#### [The request]
Search the records for the word "this" and pick out every line that has it.

(Dataset records)
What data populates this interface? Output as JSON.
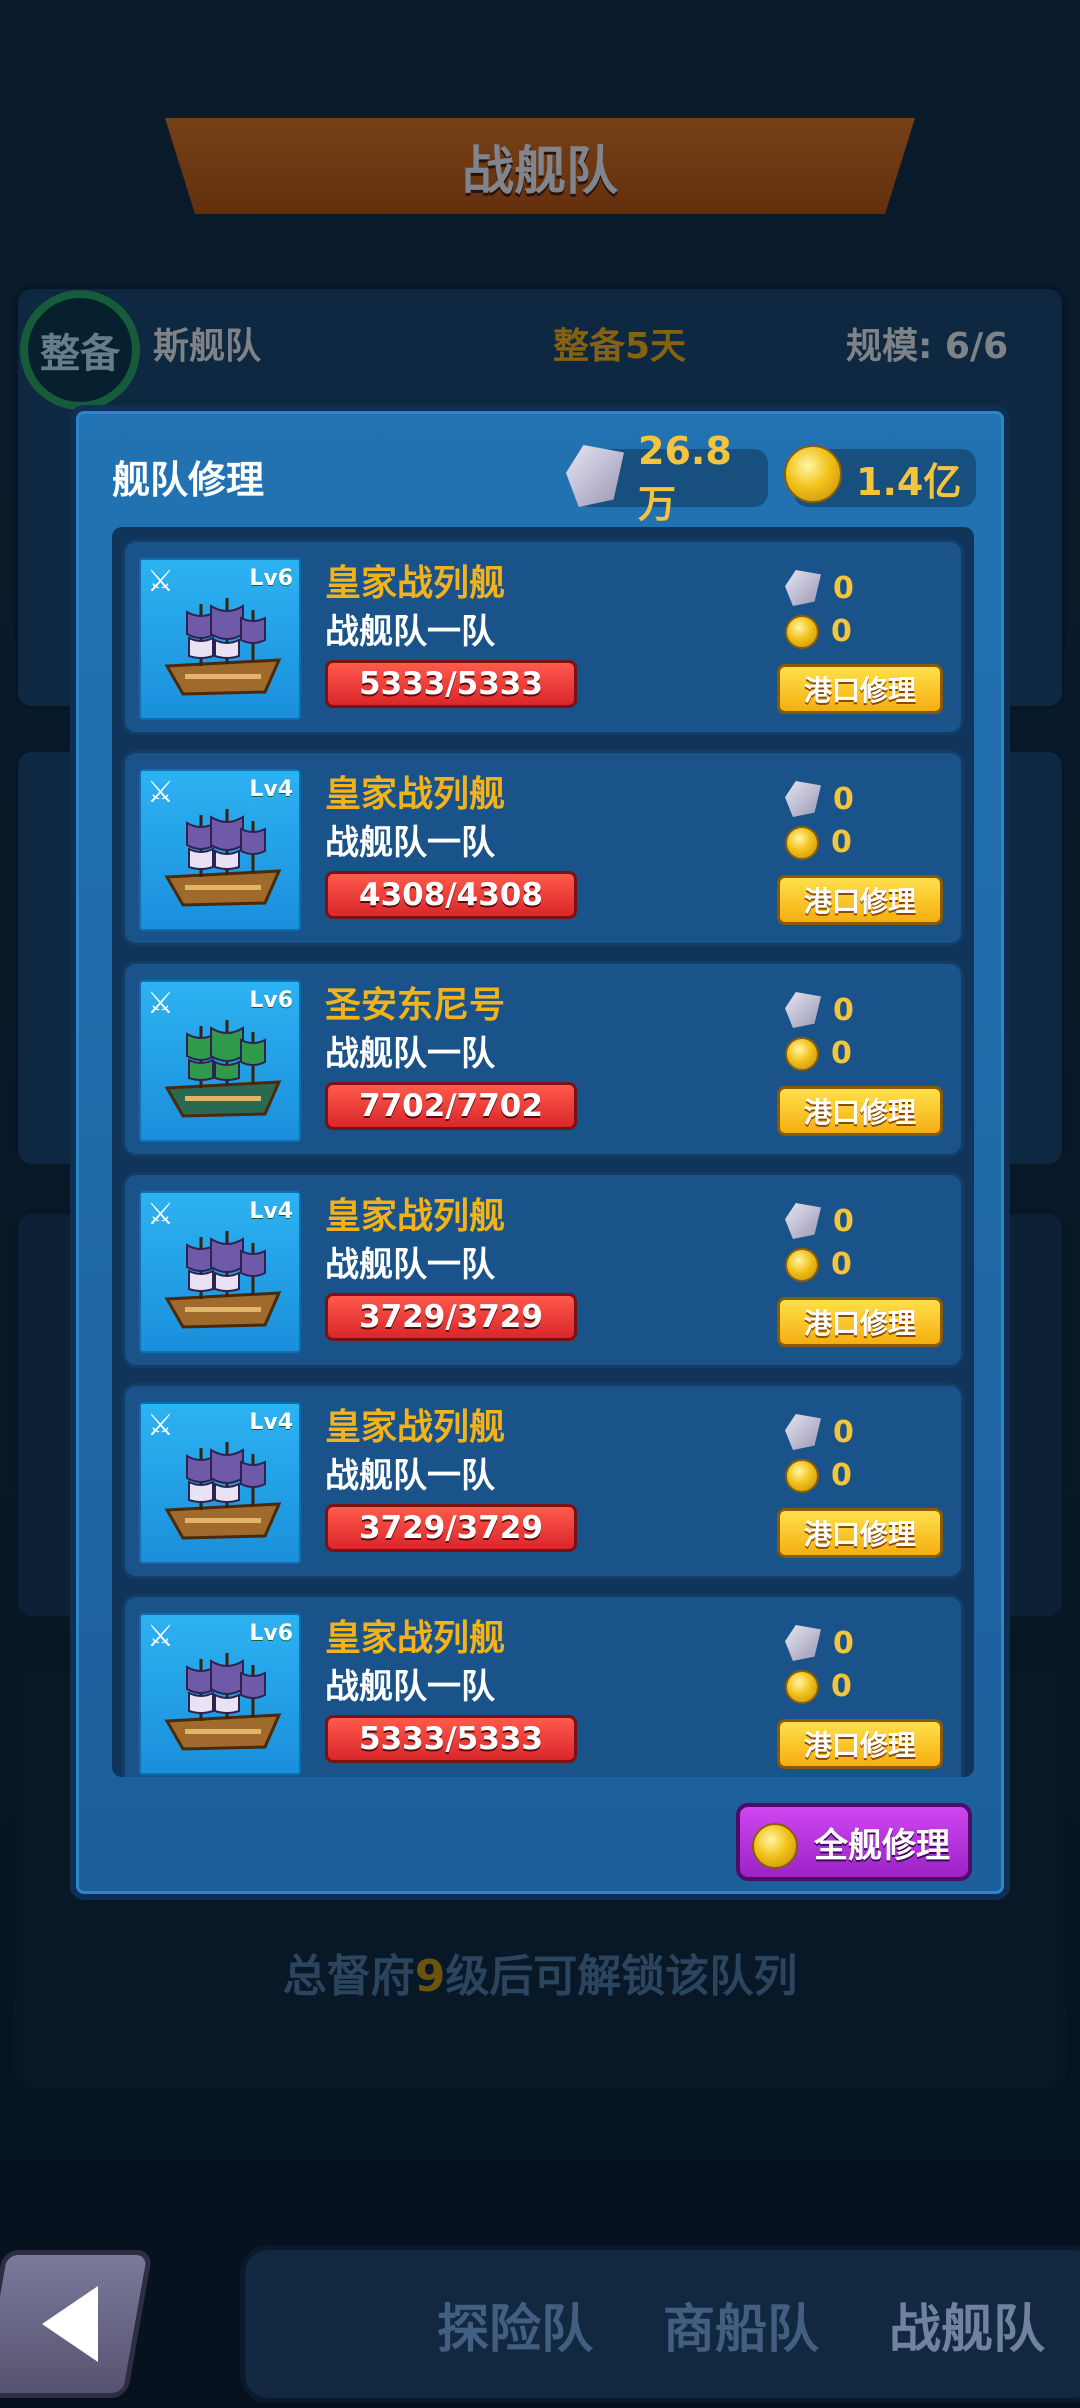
{
  "background": {
    "title": "战舰队",
    "card1": {
      "name": "斯舰队",
      "status": "整备5天",
      "scale": "规模: 6/6",
      "badge": "整备"
    },
    "lock_text_prefix": "总督府",
    "lock_text_level": "9",
    "lock_text_suffix": "级后可解锁该队列"
  },
  "modal": {
    "title": "舰队修理",
    "gems": "26.8万",
    "coins": "1.4亿",
    "repair_button_label": "港口修理",
    "repair_all_label": "全舰修理",
    "ships": [
      {
        "level": "Lv6",
        "name": "皇家战列舰",
        "fleet": "战舰队一队",
        "hp": "5333/5333",
        "gem_cost": "0",
        "coin_cost": "0",
        "type": "royal"
      },
      {
        "level": "Lv4",
        "name": "皇家战列舰",
        "fleet": "战舰队一队",
        "hp": "4308/4308",
        "gem_cost": "0",
        "coin_cost": "0",
        "type": "royal"
      },
      {
        "level": "Lv6",
        "name": "圣安东尼号",
        "fleet": "战舰队一队",
        "hp": "7702/7702",
        "gem_cost": "0",
        "coin_cost": "0",
        "type": "green"
      },
      {
        "level": "Lv4",
        "name": "皇家战列舰",
        "fleet": "战舰队一队",
        "hp": "3729/3729",
        "gem_cost": "0",
        "coin_cost": "0",
        "type": "royal"
      },
      {
        "level": "Lv4",
        "name": "皇家战列舰",
        "fleet": "战舰队一队",
        "hp": "3729/3729",
        "gem_cost": "0",
        "coin_cost": "0",
        "type": "royal"
      },
      {
        "level": "Lv6",
        "name": "皇家战列舰",
        "fleet": "战舰队一队",
        "hp": "5333/5333",
        "gem_cost": "0",
        "coin_cost": "0",
        "type": "royal"
      }
    ]
  },
  "nav": {
    "tabs": [
      "探险队",
      "商船队",
      "战舰队"
    ],
    "active_tab": "战舰队"
  }
}
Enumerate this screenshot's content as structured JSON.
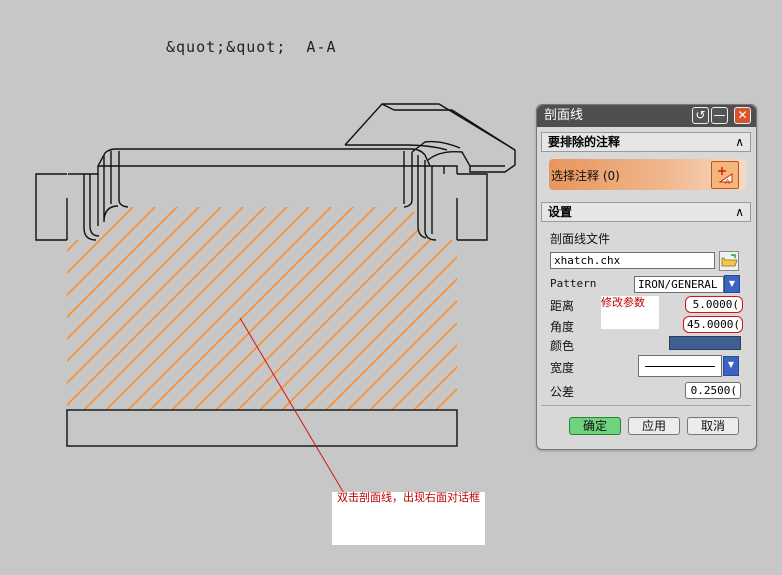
{
  "view": {
    "title": "&quot;&quot;  A-A"
  },
  "notes": {
    "double_click": "双击剖面线，出现右面对话框",
    "modify_params": "修改参数"
  },
  "dialog": {
    "title": "剖面线",
    "title_buttons": {
      "reset": "reset-icon",
      "minimize": "minimize-icon",
      "close": "close-icon"
    },
    "exclude_section": {
      "header": "要排除的注释",
      "select_label": "选择注释 (0)"
    },
    "settings_section": {
      "header": "设置",
      "hatch_file_label": "剖面线文件",
      "hatch_file_value": "xhatch.chx",
      "pattern_label": "Pattern",
      "pattern_value": "IRON/GENERAL U:",
      "distance_label": "距离",
      "distance_value": "5.0000(",
      "angle_label": "角度",
      "angle_value": "45.0000(",
      "color_label": "颜色",
      "color_value": "#3e5f8f",
      "width_label": "宽度",
      "tolerance_label": "公差",
      "tolerance_value": "0.2500("
    },
    "buttons": {
      "ok": "确定",
      "apply": "应用",
      "cancel": "取消"
    }
  },
  "colors": {
    "background": "#c7c7c7",
    "hatch": "#ff8c2a",
    "leader_line": "#d41414",
    "titlebar": "#4f4f4f"
  }
}
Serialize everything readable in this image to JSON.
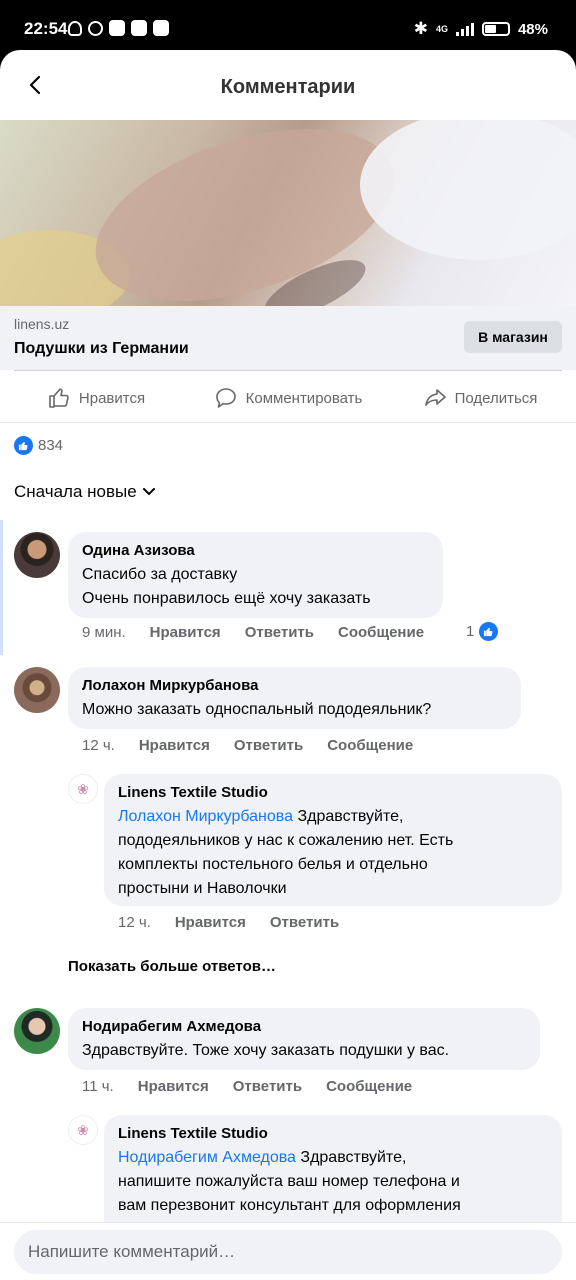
{
  "status_bar": {
    "time": "22:54",
    "network": "4G",
    "battery": "48%",
    "battery_level": 0.48
  },
  "header": {
    "title": "Комментарии"
  },
  "link_card": {
    "domain": "linens.uz",
    "title": "Подушки из Германии",
    "button": "В магазин"
  },
  "actions": {
    "like": "Нравится",
    "comment": "Комментировать",
    "share": "Поделиться"
  },
  "reactions": {
    "count": "834"
  },
  "sort": {
    "label": "Сначала новые"
  },
  "comments": [
    {
      "author": "Одина Азизова",
      "lines": [
        "Спасибо за доставку",
        "Очень понравилось ещё хочу заказать"
      ],
      "time": "9 мин.",
      "like": "Нравится",
      "reply": "Ответить",
      "message": "Сообщение",
      "reaction_count": "1"
    },
    {
      "author": "Лолахон Миркурбанова",
      "text": "Можно заказать односпальный пододеяльник?",
      "time": "12 ч.",
      "like": "Нравится",
      "reply": "Ответить",
      "message": "Сообщение",
      "reply_item": {
        "author": "Linens Textile Studio",
        "mention": "Лолахон Миркурбанова",
        "text_first": " Здравствуйте,",
        "lines": [
          "пододеяльников у нас к сожалению нет. Есть",
          "комплекты постельного белья и отдельно",
          "простыни и Наволочки"
        ],
        "time": "12 ч.",
        "like": "Нравится",
        "reply": "Ответить"
      }
    },
    {
      "author": "Нодирабегим Ахмедова",
      "text": "Здравствуйте. Тоже хочу заказать подушки у вас.",
      "time": "11 ч.",
      "like": "Нравится",
      "reply": "Ответить",
      "message": "Сообщение",
      "reply_item": {
        "author": "Linens Textile Studio",
        "mention": "Нодирабегим Ахмедова",
        "text_first": " Здравствуйте,",
        "lines": [
          "напишите пожалуйста ваш номер телефона и",
          "вам перезвонит консультант для оформления"
        ]
      }
    }
  ],
  "more_replies": "Показать больше ответов…",
  "composer": {
    "placeholder": "Напишите комментарий…"
  },
  "colors": {
    "accent": "#1877f2",
    "bubble": "#f0f2f5",
    "muted": "#65676b"
  }
}
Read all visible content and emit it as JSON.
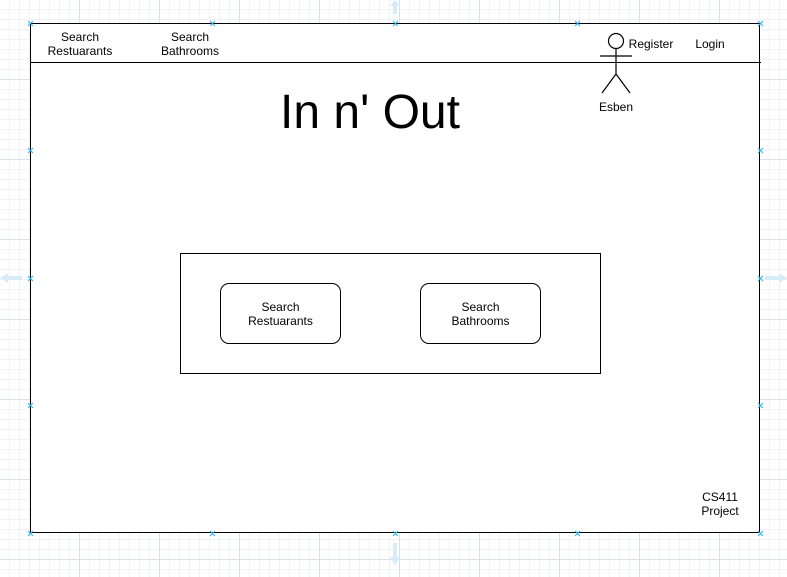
{
  "nav": {
    "search_restaurants": "Search\nRestuarants",
    "search_bathrooms": "Search\nBathrooms",
    "register": "Register",
    "login": "Login"
  },
  "user": {
    "name": "Esben"
  },
  "page": {
    "title": "In n' Out"
  },
  "panel": {
    "search_restaurants_button": "Search\nRestuarants",
    "search_bathrooms_button": "Search\nBathrooms"
  },
  "footer": {
    "project_label": "CS411\nProject"
  },
  "colors": {
    "selection_handle": "#29b6f2",
    "grid_line": "#d9e0e7",
    "stroke": "#000000"
  }
}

#### [The answer]
What data populates this interface? Output as JSON.
Enumerate this screenshot's content as structured JSON.
Serialize everything readable in this image to JSON.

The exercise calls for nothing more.